* [WHAT IS BEING ASKED]: Look through the lines below and extract each one that contains "letters".

Saved entries:
◇ ◇ ◇ ◇ ◇

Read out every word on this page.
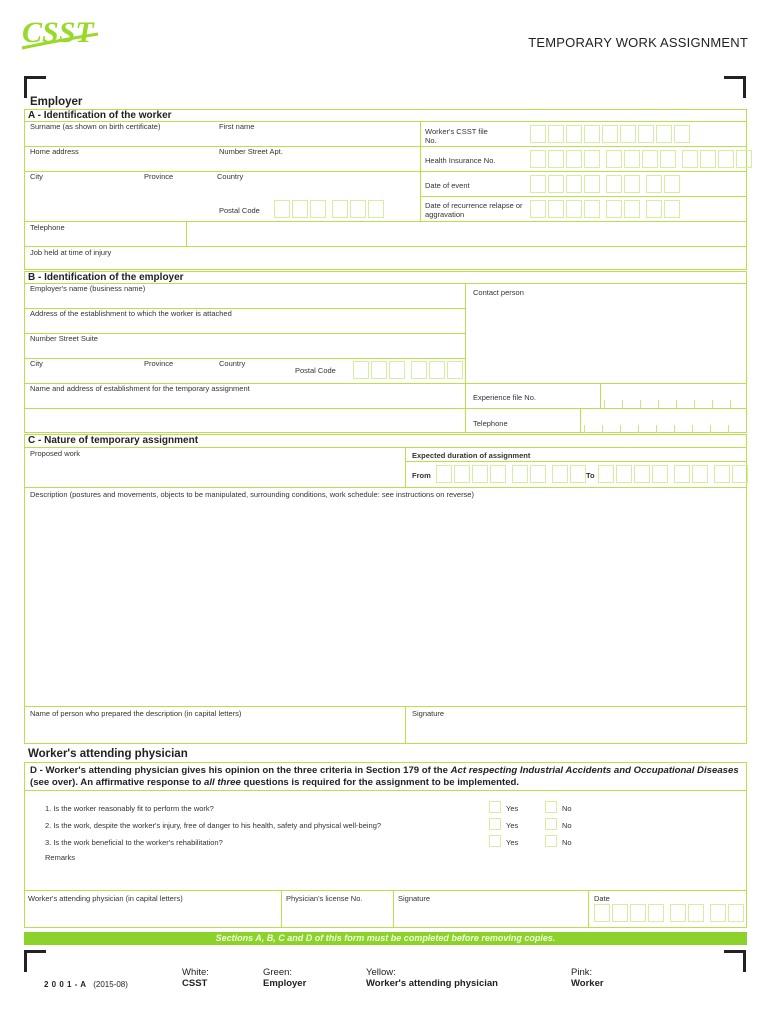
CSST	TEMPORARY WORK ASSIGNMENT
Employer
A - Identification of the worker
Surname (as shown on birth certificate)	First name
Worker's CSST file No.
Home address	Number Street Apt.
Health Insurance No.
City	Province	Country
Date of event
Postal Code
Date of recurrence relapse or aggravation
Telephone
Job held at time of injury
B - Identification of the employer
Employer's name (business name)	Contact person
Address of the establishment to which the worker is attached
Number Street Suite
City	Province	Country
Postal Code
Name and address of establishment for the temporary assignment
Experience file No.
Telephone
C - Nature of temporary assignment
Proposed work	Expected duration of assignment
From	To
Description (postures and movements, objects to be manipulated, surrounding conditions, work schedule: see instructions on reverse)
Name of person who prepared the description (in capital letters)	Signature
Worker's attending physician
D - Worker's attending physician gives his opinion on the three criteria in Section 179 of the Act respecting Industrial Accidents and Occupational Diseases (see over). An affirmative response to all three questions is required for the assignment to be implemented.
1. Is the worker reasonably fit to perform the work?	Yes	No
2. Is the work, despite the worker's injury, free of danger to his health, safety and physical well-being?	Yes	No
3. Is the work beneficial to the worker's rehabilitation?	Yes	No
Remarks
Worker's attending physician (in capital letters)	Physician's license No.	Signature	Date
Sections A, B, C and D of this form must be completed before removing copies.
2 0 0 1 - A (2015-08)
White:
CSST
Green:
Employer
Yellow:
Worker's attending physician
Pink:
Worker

◇ ◇ ◇ ◇ ◇

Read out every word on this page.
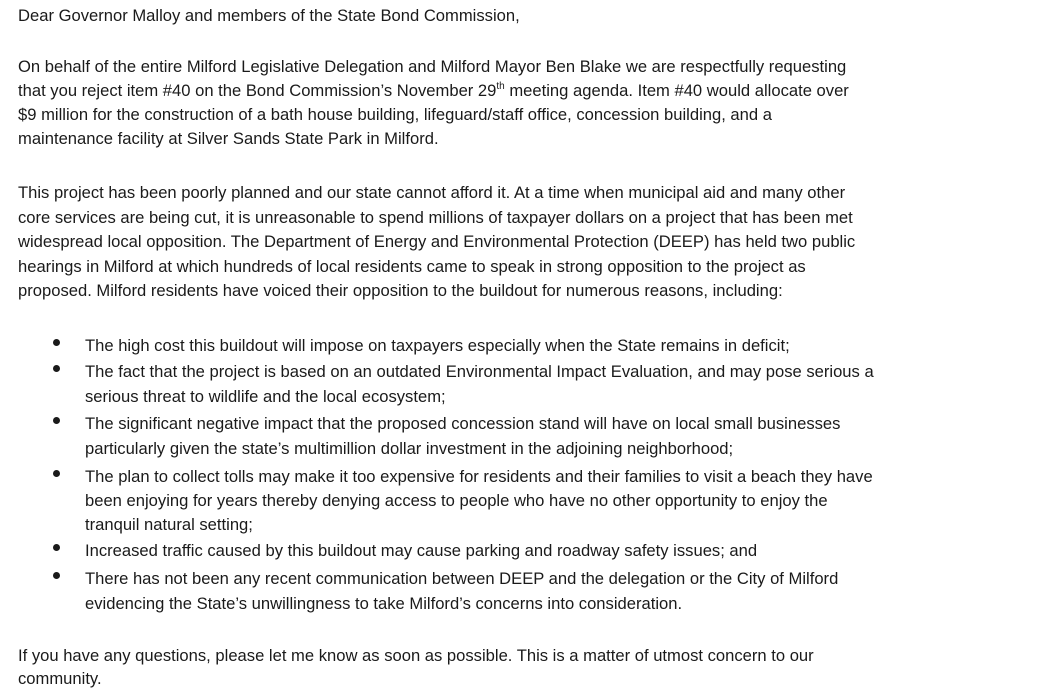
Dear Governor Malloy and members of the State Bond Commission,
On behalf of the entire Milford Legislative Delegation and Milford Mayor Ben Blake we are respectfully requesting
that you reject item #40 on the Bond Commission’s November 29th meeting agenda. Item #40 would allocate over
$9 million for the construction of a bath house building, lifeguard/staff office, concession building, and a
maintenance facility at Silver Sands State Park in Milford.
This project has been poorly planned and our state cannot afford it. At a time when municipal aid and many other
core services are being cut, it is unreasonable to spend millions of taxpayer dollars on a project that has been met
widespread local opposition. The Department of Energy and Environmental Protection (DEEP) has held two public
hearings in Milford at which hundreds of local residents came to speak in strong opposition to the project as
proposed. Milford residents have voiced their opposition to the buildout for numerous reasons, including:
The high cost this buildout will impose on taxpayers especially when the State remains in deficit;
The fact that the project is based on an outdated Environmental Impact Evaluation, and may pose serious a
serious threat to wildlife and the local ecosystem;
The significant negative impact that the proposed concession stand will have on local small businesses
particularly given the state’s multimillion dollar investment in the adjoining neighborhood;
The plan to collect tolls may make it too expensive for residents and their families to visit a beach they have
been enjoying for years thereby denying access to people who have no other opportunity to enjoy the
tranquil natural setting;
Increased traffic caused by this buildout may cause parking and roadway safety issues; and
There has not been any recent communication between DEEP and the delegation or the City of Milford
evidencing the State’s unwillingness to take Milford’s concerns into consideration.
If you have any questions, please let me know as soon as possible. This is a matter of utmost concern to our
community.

◇ ◇ ◇ ◇ ◇

* [ANSWER TO THIS PROBLEM]:
Name of person who prepared the description (in capital letters)	Signature
Worker's attending physician (in capital letters)	Physician's license No.	Signature	Date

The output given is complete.